**任务目标**
请修改从第一行起到含有"expand-button[interactable] <box>1160 84"的那一行为止的各行，首尾两行都包括在内。把其中的"Job Planning Line"换成"Job Journal Line"，其余内容保持不变，然后给出修改后的这些行。
───── 数据列表
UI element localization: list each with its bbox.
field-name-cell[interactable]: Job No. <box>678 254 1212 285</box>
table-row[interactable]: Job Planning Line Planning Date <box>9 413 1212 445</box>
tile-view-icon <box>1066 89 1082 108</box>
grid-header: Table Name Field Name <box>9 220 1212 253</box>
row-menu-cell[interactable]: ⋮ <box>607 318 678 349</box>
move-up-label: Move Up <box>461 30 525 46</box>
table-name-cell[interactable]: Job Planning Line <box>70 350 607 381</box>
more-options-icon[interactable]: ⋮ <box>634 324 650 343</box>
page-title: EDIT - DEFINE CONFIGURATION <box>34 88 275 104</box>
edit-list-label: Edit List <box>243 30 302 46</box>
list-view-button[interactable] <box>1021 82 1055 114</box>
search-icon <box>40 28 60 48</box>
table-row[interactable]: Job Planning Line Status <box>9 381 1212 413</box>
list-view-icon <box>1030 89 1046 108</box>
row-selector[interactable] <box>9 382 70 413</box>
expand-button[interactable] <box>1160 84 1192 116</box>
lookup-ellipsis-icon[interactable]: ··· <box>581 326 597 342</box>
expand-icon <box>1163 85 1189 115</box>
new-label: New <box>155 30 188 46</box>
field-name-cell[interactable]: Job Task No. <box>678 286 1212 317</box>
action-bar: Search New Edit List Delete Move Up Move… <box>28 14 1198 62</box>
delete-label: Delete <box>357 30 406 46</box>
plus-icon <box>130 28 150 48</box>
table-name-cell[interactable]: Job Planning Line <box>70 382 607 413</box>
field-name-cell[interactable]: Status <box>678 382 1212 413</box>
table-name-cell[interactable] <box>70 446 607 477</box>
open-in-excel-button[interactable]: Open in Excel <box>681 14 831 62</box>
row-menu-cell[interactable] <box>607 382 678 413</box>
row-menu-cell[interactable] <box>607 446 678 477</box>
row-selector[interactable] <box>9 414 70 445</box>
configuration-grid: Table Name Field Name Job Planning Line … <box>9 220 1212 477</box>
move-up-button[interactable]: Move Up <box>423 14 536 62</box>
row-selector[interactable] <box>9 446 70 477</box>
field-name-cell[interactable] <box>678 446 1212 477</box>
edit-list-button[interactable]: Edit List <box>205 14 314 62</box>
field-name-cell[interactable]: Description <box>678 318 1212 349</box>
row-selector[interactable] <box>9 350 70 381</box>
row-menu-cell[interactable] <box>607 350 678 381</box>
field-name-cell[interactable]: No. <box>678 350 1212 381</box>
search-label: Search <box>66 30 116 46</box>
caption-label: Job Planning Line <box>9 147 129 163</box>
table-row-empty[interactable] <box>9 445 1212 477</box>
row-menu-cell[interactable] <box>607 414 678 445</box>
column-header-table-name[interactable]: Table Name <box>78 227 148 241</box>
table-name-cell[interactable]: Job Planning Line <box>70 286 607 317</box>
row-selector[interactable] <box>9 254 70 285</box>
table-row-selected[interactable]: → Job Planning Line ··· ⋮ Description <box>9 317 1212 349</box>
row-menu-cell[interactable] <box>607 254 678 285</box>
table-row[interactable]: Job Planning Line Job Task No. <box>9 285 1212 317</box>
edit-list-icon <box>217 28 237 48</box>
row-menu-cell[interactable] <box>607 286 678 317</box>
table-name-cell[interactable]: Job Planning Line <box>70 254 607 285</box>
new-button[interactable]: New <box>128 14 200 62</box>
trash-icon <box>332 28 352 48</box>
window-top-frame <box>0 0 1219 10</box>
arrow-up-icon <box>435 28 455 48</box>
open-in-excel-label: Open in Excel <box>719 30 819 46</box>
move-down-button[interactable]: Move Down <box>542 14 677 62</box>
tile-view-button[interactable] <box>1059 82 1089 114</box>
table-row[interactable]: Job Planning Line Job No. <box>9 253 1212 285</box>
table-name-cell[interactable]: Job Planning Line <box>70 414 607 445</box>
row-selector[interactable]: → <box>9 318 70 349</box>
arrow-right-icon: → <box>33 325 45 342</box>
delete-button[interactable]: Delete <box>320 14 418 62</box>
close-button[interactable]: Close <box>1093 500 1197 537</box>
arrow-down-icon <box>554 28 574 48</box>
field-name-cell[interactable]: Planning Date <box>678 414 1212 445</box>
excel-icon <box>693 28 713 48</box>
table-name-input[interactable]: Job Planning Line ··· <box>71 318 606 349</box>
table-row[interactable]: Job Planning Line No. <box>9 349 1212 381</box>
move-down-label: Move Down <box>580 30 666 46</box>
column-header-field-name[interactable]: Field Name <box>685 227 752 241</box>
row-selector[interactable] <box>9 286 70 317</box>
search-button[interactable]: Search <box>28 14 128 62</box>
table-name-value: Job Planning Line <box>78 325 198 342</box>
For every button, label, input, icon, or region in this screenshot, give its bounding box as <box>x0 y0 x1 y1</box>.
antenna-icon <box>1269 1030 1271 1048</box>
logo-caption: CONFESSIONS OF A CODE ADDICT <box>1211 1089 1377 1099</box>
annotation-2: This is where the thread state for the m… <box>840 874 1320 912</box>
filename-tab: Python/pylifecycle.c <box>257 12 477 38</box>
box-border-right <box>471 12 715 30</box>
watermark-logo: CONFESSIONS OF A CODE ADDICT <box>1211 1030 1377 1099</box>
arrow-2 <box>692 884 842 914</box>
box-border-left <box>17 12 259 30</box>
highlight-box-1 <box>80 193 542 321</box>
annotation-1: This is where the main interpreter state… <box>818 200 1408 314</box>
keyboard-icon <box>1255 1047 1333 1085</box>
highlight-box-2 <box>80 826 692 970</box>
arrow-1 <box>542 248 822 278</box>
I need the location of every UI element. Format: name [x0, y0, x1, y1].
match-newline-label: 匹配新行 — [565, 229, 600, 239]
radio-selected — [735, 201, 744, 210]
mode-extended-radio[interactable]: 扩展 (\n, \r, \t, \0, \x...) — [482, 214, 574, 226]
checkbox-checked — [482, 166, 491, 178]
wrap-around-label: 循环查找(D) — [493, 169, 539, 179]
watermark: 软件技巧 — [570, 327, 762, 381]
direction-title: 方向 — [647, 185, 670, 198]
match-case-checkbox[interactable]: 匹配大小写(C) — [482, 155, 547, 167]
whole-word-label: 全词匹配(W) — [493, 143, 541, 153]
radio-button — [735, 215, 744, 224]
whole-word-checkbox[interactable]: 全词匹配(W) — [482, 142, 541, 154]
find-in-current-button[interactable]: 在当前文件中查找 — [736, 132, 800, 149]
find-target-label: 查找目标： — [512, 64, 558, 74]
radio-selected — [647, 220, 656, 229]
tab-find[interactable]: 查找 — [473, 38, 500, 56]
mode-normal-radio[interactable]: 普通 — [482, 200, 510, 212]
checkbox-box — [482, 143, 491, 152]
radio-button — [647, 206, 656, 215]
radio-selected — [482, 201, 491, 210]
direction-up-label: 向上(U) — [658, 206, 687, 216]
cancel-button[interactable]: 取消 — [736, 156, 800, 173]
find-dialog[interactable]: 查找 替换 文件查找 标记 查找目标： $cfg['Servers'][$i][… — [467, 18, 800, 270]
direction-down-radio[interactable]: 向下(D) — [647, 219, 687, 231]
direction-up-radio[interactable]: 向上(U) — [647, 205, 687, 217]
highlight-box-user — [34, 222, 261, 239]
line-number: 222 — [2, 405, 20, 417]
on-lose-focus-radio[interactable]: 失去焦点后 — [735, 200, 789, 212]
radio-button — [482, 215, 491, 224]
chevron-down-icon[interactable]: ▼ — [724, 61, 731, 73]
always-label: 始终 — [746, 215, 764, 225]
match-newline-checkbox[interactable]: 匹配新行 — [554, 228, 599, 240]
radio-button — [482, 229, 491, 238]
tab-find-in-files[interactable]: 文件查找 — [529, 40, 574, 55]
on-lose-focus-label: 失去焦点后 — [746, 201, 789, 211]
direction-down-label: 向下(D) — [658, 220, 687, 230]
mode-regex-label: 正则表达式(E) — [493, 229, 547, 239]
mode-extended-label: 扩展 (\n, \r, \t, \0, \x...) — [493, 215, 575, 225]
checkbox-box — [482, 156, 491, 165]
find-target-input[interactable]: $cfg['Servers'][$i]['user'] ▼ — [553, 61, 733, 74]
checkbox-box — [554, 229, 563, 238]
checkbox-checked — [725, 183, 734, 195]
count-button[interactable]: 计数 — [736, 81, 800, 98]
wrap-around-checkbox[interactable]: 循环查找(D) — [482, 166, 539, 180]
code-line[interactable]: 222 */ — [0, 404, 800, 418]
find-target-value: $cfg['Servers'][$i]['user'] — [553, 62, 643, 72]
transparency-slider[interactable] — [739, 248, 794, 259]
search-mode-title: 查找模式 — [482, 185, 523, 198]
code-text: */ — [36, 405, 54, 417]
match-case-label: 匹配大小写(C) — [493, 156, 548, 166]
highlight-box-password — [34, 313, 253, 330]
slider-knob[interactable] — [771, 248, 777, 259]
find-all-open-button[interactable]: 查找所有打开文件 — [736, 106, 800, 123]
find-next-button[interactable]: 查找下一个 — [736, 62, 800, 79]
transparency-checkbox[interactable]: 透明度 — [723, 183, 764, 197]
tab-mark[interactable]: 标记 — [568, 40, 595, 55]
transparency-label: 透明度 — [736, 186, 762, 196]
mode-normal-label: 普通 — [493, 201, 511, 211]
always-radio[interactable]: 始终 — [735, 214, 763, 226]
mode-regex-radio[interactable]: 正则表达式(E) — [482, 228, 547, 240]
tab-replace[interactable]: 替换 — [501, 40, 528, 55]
──────────
**回答**
UI element localization: list each with its bbox.
field-name-cell[interactable]: Job No. <box>678 254 1212 285</box>
table-row[interactable]: Job Journal Line Planning Date <box>9 413 1212 445</box>
tile-view-icon <box>1066 89 1082 108</box>
grid-header: Table Name Field Name <box>9 220 1212 253</box>
row-menu-cell[interactable]: ⋮ <box>607 318 678 349</box>
move-up-label: Move Up <box>461 30 525 46</box>
table-name-cell[interactable]: Job Journal Line <box>70 350 607 381</box>
more-options-icon[interactable]: ⋮ <box>634 324 650 343</box>
page-title: EDIT - DEFINE CONFIGURATION <box>34 88 275 104</box>
edit-list-label: Edit List <box>243 30 302 46</box>
list-view-button[interactable] <box>1021 82 1055 114</box>
search-icon <box>40 28 60 48</box>
table-row[interactable]: Job Journal Line Status <box>9 381 1212 413</box>
list-view-icon <box>1030 89 1046 108</box>
row-selector[interactable] <box>9 382 70 413</box>
expand-button[interactable] <box>1160 84 1192 116</box>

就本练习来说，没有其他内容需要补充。